━━ Data lines

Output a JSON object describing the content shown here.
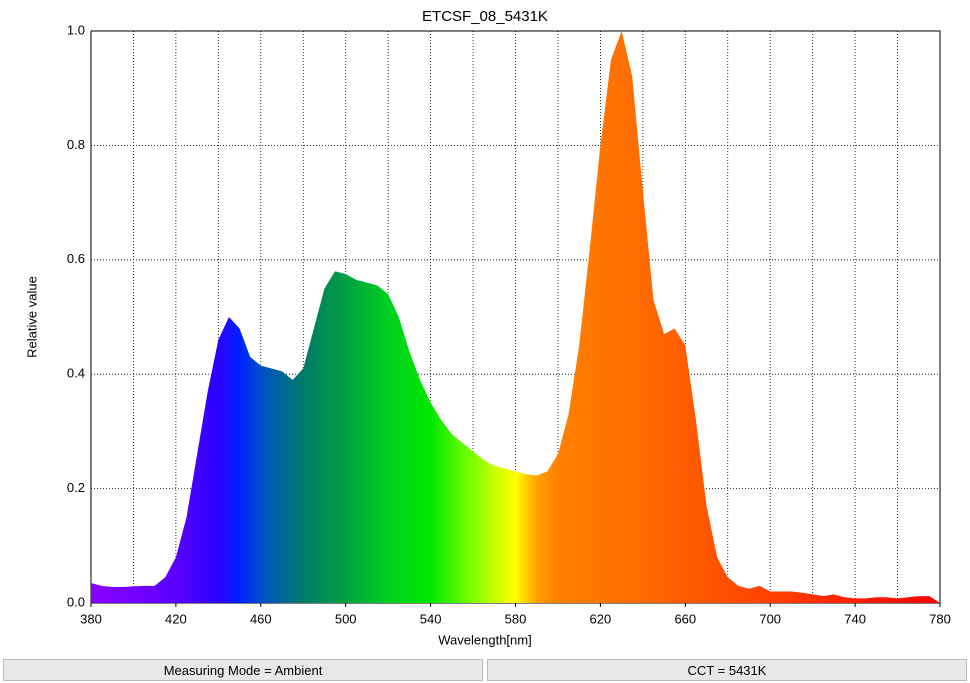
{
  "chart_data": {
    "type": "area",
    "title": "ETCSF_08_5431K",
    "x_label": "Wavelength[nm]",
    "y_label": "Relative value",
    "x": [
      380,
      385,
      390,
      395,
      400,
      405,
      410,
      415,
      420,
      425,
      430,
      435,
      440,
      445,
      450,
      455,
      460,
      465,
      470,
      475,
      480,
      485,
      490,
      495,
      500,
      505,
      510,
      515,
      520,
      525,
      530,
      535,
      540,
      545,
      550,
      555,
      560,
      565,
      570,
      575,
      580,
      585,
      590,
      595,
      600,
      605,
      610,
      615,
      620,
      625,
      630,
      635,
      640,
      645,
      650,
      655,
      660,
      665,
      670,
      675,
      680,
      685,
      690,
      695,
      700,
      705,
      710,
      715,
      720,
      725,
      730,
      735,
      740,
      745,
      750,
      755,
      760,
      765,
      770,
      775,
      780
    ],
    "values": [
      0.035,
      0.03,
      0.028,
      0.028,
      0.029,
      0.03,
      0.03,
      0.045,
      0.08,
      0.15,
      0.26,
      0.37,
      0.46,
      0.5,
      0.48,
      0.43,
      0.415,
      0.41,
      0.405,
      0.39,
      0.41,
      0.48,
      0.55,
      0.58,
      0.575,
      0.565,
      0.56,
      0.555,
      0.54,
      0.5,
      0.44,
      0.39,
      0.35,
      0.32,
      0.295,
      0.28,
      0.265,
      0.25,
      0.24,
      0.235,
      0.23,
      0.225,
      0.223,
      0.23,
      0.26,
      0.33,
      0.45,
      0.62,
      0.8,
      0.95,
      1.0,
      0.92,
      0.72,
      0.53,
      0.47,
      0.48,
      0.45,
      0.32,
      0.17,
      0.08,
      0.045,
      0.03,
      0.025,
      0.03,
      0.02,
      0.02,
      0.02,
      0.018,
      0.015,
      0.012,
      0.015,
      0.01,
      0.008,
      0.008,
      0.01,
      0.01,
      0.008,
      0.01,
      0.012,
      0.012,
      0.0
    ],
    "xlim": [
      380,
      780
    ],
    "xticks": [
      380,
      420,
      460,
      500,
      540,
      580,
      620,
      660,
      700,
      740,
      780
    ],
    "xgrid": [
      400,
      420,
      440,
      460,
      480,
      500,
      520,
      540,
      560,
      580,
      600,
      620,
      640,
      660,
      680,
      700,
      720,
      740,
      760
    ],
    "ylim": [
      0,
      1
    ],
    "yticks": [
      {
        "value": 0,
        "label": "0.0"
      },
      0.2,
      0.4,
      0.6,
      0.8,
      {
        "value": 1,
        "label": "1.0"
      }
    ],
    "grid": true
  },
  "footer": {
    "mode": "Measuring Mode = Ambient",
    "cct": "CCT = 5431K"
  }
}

━━━━
━━ Data lines

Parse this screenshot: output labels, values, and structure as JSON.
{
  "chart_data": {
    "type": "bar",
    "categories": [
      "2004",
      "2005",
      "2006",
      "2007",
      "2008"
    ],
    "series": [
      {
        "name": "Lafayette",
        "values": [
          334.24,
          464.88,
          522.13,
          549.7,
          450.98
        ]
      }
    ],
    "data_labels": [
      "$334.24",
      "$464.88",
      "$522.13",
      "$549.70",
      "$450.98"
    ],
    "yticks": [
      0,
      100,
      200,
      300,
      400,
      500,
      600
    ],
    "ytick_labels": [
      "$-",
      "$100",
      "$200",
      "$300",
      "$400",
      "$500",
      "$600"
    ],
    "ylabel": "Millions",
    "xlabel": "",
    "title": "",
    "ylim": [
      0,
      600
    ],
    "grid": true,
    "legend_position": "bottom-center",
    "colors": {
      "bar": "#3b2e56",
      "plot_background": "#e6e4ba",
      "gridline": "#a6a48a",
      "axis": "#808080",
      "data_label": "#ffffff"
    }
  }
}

━━━━
━━ Data lines

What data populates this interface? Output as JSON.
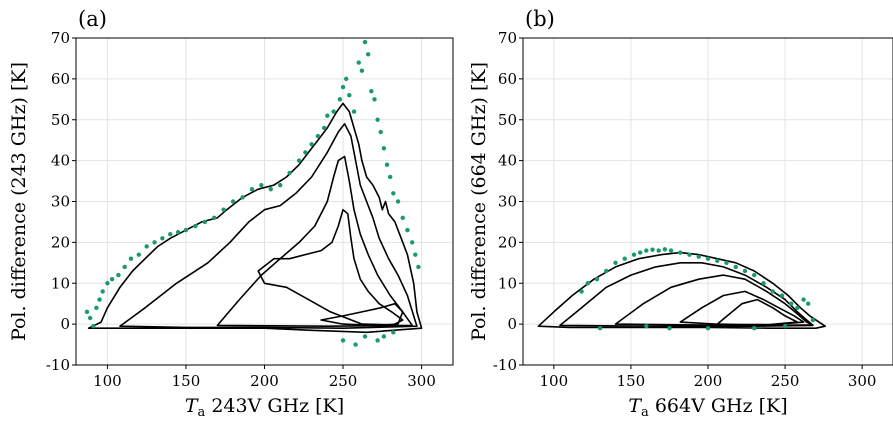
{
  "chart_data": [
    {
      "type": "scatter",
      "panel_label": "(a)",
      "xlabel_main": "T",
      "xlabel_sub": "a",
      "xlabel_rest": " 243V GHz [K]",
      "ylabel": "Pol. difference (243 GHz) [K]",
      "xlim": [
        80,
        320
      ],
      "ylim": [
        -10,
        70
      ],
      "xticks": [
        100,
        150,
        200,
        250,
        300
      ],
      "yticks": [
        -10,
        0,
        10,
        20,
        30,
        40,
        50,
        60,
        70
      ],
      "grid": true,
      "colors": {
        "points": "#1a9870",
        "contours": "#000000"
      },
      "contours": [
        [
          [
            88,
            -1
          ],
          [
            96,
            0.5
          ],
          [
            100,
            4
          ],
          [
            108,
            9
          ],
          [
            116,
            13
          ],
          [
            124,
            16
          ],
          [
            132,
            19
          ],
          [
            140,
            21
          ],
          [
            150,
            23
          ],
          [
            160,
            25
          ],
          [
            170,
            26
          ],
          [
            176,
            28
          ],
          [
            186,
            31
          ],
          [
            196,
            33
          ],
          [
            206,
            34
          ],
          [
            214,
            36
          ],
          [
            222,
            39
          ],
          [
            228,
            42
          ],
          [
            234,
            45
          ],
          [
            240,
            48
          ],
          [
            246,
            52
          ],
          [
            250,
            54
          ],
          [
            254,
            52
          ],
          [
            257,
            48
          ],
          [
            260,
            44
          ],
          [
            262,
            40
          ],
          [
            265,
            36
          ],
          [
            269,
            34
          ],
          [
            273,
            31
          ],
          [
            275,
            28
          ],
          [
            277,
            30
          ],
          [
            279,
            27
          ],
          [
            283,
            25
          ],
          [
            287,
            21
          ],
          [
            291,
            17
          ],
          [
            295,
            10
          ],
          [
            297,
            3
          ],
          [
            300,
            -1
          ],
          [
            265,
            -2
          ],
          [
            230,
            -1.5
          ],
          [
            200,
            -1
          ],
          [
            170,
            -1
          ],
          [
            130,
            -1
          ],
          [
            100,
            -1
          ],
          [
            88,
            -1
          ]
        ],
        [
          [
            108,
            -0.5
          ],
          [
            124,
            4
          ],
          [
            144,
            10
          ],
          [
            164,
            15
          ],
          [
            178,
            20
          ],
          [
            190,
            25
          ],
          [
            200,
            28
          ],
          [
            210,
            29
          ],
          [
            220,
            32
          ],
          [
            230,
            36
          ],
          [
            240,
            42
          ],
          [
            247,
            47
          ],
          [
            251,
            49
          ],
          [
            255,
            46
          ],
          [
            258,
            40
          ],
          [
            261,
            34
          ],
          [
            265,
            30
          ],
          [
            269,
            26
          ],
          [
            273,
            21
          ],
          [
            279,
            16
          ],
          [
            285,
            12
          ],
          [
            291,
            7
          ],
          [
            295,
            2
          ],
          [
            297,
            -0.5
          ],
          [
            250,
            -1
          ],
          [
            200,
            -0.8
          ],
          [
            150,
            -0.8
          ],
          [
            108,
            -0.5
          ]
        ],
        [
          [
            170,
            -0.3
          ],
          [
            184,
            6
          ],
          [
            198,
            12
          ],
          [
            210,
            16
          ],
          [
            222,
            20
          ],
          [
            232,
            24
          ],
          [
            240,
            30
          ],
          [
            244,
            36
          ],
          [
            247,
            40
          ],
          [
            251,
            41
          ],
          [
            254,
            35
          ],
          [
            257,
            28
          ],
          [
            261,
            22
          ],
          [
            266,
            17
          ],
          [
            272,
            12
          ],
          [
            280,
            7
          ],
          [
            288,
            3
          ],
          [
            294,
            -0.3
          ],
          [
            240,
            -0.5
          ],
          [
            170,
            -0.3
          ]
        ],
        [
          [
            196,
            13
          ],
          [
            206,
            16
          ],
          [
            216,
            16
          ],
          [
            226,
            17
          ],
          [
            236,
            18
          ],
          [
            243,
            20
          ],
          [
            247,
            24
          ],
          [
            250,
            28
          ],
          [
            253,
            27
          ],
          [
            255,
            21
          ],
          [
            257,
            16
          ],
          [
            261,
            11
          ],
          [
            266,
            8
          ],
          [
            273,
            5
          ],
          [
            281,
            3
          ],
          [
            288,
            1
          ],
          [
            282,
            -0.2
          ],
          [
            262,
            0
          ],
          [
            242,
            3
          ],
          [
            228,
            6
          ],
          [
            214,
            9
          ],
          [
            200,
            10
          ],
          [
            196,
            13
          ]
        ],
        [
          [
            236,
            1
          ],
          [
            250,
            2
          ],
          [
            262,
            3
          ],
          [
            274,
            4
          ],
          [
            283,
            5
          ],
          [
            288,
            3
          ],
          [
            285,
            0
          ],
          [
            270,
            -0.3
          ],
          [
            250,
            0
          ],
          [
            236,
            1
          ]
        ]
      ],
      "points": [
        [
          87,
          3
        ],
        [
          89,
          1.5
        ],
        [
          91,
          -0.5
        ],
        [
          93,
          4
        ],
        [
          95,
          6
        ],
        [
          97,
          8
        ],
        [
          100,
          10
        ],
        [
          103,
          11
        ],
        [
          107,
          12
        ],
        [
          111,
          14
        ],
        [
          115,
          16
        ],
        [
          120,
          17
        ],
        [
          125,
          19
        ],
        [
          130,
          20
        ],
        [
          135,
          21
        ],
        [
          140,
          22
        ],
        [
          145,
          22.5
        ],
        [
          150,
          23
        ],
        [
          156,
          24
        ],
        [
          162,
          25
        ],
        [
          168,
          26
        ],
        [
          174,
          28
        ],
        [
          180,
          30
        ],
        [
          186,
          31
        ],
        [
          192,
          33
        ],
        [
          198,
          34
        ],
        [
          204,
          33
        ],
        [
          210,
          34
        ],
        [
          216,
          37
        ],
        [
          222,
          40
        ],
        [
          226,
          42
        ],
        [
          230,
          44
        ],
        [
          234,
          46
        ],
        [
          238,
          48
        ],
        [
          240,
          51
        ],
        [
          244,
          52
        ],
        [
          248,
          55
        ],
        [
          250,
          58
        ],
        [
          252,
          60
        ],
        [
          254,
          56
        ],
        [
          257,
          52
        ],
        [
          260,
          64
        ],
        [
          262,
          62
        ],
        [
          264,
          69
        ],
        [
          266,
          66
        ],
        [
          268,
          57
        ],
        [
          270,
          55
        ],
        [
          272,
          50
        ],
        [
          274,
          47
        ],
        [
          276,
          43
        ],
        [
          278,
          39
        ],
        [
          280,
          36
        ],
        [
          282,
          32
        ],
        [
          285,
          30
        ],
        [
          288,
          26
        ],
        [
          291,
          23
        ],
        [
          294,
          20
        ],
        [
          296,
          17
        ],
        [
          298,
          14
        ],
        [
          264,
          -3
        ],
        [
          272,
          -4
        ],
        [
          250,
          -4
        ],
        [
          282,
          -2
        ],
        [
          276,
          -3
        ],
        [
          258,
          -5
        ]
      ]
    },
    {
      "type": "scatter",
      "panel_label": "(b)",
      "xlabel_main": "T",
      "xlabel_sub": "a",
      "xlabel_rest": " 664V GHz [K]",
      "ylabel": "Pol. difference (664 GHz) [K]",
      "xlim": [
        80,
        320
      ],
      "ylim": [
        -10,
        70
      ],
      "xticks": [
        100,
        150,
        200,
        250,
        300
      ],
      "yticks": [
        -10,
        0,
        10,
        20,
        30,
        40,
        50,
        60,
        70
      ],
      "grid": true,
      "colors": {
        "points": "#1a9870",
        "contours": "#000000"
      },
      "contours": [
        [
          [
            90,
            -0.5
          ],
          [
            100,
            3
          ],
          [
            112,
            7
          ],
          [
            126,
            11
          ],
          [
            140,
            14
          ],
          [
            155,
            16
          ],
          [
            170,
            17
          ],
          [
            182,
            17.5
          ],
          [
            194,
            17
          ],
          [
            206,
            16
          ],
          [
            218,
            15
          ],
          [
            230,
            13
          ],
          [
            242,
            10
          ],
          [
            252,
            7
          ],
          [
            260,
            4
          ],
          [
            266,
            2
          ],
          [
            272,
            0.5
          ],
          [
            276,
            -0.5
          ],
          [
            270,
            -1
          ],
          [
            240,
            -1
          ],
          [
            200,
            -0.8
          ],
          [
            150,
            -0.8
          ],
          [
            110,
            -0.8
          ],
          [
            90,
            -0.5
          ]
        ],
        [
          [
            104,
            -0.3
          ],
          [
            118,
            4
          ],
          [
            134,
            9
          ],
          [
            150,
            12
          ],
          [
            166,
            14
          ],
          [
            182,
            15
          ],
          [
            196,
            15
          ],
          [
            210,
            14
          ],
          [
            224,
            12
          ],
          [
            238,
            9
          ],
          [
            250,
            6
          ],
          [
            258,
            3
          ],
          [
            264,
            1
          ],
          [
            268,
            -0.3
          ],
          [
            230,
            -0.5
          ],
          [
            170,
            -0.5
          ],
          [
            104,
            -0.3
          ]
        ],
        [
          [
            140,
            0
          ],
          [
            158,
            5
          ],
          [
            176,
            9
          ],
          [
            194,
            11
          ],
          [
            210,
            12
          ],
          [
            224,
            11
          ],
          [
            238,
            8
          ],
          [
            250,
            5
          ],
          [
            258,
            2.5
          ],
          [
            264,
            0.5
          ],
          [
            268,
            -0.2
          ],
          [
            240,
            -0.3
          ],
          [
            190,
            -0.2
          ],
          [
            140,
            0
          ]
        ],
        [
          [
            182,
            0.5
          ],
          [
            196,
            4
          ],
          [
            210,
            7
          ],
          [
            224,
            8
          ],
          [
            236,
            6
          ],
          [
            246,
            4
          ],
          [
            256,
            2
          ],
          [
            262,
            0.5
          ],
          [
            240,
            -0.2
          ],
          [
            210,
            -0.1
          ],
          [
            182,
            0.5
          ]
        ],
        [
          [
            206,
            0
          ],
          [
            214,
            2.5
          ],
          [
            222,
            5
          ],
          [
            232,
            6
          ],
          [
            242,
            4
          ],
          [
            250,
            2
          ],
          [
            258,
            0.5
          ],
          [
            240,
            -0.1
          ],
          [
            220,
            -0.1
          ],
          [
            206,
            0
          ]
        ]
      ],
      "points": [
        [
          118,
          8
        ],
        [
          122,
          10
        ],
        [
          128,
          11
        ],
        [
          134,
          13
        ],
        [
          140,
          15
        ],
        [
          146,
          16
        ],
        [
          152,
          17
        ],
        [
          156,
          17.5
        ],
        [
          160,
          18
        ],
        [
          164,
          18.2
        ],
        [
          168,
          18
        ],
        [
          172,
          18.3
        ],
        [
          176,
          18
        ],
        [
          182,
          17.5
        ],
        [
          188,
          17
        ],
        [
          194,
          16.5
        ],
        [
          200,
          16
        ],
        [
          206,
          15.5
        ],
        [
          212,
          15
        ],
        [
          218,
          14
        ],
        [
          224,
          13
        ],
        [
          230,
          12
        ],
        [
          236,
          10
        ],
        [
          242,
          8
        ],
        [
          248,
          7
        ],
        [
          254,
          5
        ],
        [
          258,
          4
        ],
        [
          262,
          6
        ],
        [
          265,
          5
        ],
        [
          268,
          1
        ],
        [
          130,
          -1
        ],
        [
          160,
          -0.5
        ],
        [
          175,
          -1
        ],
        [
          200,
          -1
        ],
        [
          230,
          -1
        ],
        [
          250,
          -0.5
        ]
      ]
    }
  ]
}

━━━━

Request - Return nothing except the number of lines that include the string "this".

Expected output - 2